### WORK TO BE COMPLETED
Transcribe every line of the records verbatim.

[Data entries for graphics]
******

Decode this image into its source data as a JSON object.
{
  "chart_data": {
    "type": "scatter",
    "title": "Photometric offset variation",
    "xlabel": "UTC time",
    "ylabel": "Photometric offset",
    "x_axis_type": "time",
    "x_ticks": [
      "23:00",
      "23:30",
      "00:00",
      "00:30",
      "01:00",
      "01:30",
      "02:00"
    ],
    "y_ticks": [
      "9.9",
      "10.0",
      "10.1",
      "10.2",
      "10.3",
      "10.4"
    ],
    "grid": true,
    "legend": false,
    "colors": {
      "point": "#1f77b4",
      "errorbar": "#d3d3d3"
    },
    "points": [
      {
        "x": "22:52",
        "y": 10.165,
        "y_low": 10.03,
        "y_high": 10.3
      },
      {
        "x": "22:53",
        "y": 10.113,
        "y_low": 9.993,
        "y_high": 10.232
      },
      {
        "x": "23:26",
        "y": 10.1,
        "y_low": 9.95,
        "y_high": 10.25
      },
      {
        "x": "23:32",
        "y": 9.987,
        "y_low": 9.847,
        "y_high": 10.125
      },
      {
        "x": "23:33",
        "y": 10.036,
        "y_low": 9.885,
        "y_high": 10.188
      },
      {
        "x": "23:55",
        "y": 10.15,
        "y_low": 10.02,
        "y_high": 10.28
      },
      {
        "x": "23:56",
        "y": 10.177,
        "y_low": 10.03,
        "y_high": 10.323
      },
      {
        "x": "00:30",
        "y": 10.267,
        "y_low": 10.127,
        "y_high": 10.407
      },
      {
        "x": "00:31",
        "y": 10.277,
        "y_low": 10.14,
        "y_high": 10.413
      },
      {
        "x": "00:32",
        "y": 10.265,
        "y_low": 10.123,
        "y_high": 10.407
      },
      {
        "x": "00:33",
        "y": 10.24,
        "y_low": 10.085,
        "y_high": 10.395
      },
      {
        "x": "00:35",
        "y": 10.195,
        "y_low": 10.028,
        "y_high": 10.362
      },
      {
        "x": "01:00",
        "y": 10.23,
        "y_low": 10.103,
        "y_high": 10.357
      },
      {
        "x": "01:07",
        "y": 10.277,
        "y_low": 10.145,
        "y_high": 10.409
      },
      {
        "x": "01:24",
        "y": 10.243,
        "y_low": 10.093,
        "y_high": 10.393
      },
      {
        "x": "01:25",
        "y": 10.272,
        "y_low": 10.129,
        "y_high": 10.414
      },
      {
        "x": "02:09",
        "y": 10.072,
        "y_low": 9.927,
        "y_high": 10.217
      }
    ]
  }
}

******

### FULL SOLUTION
Decode this image into its source data as a JSON object.
{
  "chart_data": {
    "type": "scatter",
    "title": "Photometric offset variation",
    "xlabel": "UTC time",
    "ylabel": "Photometric offset",
    "x_axis_type": "time",
    "x_ticks": [
      "23:00",
      "23:30",
      "00:00",
      "00:30",
      "01:00",
      "01:30",
      "02:00"
    ],
    "y_ticks": [
      "9.9",
      "10.0",
      "10.1",
      "10.2",
      "10.3",
      "10.4"
    ],
    "grid": true,
    "legend": false,
    "colors": {
      "point": "#1f77b4",
      "errorbar": "#d3d3d3"
    },
    "points": [
      {
        "x": "22:52",
        "y": 10.165,
        "y_low": 10.03,
        "y_high": 10.3
      },
      {
        "x": "22:53",
        "y": 10.113,
        "y_low": 9.993,
        "y_high": 10.232
      },
      {
        "x": "23:26",
        "y": 10.1,
        "y_low": 9.95,
        "y_high": 10.25
      },
      {
        "x": "23:32",
        "y": 9.987,
        "y_low": 9.847,
        "y_high": 10.125
      },
      {
        "x": "23:33",
        "y": 10.036,
        "y_low": 9.885,
        "y_high": 10.188
      },
      {
        "x": "23:55",
        "y": 10.15,
        "y_low": 10.02,
        "y_high": 10.28
      },
      {
        "x": "23:56",
        "y": 10.177,
        "y_low": 10.03,
        "y_high": 10.323
      },
      {
        "x": "00:30",
        "y": 10.267,
        "y_low": 10.127,
        "y_high": 10.407
      },
      {
        "x": "00:31",
        "y": 10.277,
        "y_low": 10.14,
        "y_high": 10.413
      },
      {
        "x": "00:32",
        "y": 10.265,
        "y_low": 10.123,
        "y_high": 10.407
      },
      {
        "x": "00:33",
        "y": 10.24,
        "y_low": 10.085,
        "y_high": 10.395
      },
      {
        "x": "00:35",
        "y": 10.195,
        "y_low": 10.028,
        "y_high": 10.362
      },
      {
        "x": "01:00",
        "y": 10.23,
        "y_low": 10.103,
        "y_high": 10.357
      },
      {
        "x": "01:07",
        "y": 10.277,
        "y_low": 10.145,
        "y_high": 10.409
      },
      {
        "x": "01:24",
        "y": 10.243,
        "y_low": 10.093,
        "y_high": 10.393
      },
      {
        "x": "01:25",
        "y": 10.272,
        "y_low": 10.129,
        "y_high": 10.414
      },
      {
        "x": "02:09",
        "y": 10.072,
        "y_low": 9.927,
        "y_high": 10.217
      }
    ]
  }
}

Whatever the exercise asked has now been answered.